* _Source data_
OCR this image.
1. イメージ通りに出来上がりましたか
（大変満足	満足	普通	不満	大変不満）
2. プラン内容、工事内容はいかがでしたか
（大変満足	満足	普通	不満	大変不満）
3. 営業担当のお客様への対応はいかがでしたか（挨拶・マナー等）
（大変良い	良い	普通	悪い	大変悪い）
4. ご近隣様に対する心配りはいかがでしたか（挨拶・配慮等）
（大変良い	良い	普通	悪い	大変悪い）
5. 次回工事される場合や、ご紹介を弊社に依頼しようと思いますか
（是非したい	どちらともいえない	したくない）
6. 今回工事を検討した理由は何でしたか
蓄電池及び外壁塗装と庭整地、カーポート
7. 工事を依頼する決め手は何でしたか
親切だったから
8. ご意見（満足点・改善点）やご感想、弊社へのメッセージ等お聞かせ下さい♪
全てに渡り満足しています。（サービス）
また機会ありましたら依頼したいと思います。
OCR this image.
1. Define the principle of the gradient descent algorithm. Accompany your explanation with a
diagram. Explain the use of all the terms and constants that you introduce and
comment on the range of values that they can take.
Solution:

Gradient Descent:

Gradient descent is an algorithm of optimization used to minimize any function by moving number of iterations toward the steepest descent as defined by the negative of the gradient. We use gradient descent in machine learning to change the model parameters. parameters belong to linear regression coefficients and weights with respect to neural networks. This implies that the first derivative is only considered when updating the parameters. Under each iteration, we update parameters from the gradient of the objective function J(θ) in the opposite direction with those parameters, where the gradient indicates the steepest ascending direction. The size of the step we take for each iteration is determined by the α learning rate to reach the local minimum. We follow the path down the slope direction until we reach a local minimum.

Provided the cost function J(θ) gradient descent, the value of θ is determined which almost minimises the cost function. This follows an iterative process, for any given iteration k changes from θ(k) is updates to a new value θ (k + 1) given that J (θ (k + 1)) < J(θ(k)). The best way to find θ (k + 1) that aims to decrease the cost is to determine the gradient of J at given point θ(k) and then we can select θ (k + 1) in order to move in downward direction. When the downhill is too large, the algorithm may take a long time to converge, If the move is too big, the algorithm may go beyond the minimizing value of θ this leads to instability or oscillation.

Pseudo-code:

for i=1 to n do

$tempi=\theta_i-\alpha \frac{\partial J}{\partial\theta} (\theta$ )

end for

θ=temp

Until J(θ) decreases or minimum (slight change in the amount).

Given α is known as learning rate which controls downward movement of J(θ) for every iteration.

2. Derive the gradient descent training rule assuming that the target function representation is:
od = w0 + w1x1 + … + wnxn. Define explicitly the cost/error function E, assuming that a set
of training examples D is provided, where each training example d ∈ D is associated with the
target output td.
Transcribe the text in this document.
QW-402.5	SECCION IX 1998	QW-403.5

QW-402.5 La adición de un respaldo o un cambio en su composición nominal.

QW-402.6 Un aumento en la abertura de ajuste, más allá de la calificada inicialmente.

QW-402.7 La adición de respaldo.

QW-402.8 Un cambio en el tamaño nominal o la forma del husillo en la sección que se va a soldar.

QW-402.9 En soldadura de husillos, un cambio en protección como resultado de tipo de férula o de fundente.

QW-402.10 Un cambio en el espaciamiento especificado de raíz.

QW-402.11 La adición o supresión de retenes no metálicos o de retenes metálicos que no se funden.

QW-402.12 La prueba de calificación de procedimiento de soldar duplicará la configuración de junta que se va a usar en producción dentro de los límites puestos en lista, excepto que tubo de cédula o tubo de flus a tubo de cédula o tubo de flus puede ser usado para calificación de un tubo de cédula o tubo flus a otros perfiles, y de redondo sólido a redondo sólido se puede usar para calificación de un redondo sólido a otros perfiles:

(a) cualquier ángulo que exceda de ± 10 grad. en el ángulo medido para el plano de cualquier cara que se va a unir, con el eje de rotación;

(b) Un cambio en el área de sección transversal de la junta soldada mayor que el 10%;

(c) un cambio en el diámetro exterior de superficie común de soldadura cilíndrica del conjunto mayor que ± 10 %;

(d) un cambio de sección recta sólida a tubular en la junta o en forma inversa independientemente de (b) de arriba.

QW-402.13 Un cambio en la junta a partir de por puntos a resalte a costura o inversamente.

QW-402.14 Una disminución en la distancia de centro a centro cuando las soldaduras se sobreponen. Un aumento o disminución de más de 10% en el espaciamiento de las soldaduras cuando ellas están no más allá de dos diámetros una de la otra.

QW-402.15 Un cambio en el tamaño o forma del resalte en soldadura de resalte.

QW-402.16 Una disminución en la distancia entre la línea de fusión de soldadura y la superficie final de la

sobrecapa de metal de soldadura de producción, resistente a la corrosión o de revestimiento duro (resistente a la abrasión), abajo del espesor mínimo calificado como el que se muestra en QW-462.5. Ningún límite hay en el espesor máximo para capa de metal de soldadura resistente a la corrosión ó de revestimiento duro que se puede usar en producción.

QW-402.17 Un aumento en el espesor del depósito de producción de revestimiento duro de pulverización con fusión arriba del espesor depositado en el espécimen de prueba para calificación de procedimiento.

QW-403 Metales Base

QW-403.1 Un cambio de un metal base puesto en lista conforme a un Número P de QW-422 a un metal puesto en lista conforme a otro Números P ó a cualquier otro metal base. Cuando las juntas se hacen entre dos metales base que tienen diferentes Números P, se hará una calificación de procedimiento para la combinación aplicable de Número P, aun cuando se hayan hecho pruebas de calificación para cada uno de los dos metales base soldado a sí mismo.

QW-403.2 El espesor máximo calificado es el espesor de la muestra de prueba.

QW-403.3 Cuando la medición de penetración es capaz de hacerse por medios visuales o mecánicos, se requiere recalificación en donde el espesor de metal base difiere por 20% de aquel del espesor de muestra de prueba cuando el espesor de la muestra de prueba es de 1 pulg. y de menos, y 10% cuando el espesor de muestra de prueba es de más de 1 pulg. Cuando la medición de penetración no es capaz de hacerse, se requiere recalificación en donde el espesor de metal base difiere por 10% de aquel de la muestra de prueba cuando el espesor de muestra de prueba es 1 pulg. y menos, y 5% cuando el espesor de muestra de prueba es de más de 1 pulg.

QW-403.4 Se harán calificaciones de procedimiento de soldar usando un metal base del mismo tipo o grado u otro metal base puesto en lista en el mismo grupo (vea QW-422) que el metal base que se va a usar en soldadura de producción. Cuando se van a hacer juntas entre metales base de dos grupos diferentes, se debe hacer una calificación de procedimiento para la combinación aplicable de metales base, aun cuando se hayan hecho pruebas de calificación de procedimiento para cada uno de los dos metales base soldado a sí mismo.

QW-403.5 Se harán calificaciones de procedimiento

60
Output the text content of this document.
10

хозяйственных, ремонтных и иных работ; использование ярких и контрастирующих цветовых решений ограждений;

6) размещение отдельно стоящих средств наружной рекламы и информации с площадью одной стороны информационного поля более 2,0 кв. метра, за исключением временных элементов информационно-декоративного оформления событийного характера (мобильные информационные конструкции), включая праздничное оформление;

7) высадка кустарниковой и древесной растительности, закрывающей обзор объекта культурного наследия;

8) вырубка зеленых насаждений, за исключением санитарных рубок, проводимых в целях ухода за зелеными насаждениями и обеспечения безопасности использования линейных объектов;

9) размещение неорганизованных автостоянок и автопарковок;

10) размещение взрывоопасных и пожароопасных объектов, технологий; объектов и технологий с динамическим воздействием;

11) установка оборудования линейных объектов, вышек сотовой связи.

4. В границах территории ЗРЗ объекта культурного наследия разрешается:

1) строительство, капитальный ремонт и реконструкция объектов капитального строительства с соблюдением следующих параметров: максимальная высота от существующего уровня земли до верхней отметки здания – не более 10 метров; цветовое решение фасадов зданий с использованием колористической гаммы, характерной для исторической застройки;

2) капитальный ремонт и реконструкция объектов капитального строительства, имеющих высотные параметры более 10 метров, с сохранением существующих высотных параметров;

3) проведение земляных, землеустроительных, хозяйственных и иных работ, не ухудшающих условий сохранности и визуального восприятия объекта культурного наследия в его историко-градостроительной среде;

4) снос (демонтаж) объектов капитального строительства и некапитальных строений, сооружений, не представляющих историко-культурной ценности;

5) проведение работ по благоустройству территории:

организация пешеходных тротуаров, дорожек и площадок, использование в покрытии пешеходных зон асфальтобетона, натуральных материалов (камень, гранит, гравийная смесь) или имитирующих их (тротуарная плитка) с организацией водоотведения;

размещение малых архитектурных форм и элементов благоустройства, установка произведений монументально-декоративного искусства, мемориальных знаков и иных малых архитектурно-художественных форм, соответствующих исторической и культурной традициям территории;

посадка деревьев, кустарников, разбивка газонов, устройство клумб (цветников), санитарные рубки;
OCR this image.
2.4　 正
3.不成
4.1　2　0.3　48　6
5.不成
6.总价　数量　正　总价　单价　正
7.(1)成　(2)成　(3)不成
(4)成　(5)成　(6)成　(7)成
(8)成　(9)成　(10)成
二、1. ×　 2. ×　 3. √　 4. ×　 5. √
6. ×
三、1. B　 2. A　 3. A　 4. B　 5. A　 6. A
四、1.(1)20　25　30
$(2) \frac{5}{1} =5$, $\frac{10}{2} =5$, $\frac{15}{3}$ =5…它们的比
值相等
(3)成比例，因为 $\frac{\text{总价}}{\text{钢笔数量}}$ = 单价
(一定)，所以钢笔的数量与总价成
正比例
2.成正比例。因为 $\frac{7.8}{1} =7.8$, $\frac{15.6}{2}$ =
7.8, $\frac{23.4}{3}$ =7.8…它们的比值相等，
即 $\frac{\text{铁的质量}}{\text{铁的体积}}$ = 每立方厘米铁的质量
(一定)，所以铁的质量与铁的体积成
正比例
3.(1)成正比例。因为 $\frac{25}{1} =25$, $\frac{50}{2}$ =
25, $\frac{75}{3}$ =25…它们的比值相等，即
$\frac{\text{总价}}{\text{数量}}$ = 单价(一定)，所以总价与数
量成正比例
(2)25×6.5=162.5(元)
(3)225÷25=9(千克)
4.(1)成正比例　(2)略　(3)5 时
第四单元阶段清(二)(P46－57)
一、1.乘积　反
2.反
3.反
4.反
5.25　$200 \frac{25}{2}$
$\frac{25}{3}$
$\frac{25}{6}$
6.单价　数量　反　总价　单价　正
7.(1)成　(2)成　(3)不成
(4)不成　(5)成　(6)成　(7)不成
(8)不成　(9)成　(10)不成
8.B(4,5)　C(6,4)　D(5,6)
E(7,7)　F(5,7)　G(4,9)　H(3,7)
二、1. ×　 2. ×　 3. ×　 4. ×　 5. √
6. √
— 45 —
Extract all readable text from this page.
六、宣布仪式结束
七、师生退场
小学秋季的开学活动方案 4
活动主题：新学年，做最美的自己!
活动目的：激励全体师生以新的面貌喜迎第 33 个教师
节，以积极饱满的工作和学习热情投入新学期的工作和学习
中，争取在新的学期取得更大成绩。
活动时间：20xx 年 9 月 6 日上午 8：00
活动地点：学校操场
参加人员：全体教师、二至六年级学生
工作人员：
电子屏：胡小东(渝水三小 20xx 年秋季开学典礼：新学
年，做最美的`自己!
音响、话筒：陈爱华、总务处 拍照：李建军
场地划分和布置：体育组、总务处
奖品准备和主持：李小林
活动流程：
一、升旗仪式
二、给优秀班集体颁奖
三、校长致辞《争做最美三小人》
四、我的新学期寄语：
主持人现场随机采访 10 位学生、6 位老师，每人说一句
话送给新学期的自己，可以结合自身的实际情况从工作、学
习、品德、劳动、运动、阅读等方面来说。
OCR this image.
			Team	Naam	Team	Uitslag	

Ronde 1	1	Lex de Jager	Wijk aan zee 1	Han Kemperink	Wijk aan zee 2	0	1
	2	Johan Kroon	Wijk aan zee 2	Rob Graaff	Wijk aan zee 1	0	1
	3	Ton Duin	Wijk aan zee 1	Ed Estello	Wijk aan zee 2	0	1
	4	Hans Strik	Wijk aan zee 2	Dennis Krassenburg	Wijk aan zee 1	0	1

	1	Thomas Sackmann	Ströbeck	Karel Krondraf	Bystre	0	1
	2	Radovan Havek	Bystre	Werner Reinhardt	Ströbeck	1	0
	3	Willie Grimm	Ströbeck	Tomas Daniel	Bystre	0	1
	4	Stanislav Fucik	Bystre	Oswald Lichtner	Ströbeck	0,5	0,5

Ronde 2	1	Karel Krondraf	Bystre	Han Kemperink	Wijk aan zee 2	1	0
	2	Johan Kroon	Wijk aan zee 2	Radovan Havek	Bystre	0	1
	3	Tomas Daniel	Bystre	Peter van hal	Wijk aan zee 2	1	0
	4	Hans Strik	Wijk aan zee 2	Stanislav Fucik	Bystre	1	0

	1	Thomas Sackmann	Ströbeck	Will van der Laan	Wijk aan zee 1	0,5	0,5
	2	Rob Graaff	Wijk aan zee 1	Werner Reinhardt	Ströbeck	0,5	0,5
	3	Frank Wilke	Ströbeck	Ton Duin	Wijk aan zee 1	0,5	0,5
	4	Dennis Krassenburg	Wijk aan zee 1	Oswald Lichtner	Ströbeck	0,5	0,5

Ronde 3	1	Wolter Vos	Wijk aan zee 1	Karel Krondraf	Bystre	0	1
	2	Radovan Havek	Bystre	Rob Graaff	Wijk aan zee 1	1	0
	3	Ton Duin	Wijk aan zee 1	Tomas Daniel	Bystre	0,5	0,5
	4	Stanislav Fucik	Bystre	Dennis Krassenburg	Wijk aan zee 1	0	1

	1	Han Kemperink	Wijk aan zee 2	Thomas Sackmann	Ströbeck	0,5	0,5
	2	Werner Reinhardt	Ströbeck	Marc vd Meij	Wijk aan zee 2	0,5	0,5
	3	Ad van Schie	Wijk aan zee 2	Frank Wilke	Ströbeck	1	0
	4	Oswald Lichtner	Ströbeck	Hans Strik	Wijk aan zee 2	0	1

* _INSTRUCTIONS FOR THE TASK_
Answer with one number: how many lines in the listing hold "Kroon".

* _SOLUTION_
2